§ **SET TASK**: Scan the data that follows and count the lines with the string "planning"; answer with the count alone.

(Dataset listings of figures)
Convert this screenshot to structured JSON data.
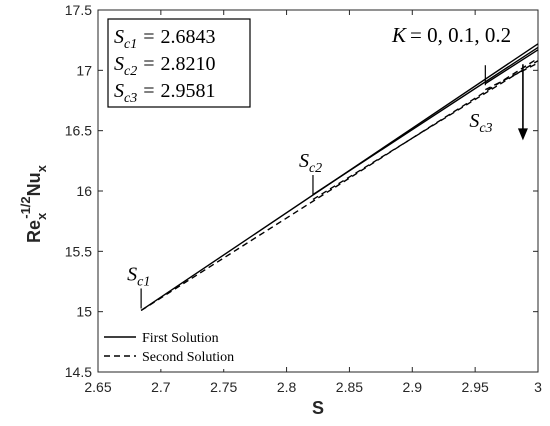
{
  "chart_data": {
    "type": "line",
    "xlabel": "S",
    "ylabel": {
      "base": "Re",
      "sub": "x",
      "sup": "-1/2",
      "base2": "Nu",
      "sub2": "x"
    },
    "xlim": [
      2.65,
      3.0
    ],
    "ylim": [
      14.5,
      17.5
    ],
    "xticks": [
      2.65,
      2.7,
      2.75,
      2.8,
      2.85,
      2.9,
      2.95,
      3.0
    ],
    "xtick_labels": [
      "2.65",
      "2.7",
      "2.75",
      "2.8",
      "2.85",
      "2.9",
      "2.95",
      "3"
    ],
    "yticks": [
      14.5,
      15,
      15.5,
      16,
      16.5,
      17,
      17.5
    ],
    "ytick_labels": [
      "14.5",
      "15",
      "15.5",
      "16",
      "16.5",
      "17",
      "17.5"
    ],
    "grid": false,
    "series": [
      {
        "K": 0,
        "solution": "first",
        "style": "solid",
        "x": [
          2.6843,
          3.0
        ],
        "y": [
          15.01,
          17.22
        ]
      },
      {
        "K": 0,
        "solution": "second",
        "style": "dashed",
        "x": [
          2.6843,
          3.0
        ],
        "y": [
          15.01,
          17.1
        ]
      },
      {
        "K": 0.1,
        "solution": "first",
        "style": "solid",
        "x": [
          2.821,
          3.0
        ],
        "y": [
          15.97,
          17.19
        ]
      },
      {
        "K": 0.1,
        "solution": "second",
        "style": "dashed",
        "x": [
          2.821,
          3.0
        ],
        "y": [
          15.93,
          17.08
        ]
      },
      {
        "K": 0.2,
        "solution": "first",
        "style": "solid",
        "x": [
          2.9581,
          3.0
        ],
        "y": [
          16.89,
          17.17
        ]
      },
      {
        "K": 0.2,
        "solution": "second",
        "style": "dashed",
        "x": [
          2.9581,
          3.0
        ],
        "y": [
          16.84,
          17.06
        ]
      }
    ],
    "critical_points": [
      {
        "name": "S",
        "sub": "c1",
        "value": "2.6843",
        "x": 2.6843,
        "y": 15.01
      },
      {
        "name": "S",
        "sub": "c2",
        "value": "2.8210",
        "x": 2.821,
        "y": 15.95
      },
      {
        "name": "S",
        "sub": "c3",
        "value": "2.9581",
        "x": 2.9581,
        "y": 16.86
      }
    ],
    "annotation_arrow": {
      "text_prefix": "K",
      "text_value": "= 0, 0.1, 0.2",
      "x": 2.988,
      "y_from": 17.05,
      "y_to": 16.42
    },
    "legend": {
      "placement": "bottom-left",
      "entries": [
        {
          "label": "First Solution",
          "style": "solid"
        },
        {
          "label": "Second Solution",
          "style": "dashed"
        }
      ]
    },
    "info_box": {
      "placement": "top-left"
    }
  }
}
==
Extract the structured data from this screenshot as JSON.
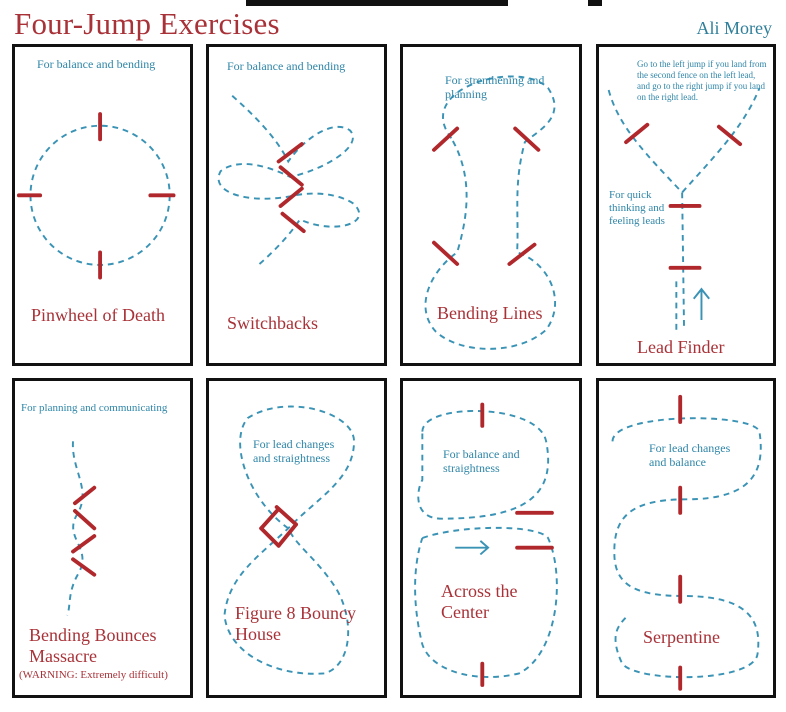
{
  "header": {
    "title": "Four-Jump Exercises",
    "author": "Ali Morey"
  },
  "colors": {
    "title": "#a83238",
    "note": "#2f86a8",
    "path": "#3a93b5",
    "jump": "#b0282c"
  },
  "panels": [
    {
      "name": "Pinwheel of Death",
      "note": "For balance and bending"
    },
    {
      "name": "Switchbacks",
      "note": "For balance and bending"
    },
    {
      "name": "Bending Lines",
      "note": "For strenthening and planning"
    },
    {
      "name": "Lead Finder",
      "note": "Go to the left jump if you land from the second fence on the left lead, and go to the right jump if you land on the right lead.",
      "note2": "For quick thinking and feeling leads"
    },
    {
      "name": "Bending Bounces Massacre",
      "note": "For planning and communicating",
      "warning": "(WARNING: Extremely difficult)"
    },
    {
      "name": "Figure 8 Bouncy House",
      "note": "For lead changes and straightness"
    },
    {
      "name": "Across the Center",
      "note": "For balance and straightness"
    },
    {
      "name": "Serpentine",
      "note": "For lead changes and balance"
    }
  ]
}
--
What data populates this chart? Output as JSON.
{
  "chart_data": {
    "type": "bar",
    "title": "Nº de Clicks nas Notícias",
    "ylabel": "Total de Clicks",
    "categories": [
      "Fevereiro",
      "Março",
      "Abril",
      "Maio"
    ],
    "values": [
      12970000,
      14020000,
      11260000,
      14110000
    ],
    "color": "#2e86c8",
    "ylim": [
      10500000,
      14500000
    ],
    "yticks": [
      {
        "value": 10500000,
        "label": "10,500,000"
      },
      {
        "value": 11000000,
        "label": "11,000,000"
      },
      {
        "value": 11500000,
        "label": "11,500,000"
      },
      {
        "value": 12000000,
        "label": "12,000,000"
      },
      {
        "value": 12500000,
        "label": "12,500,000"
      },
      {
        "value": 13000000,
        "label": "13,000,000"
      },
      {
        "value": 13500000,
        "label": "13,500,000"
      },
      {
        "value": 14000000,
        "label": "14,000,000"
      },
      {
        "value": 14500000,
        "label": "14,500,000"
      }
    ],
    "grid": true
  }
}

§ **FINAL RESULT**: 2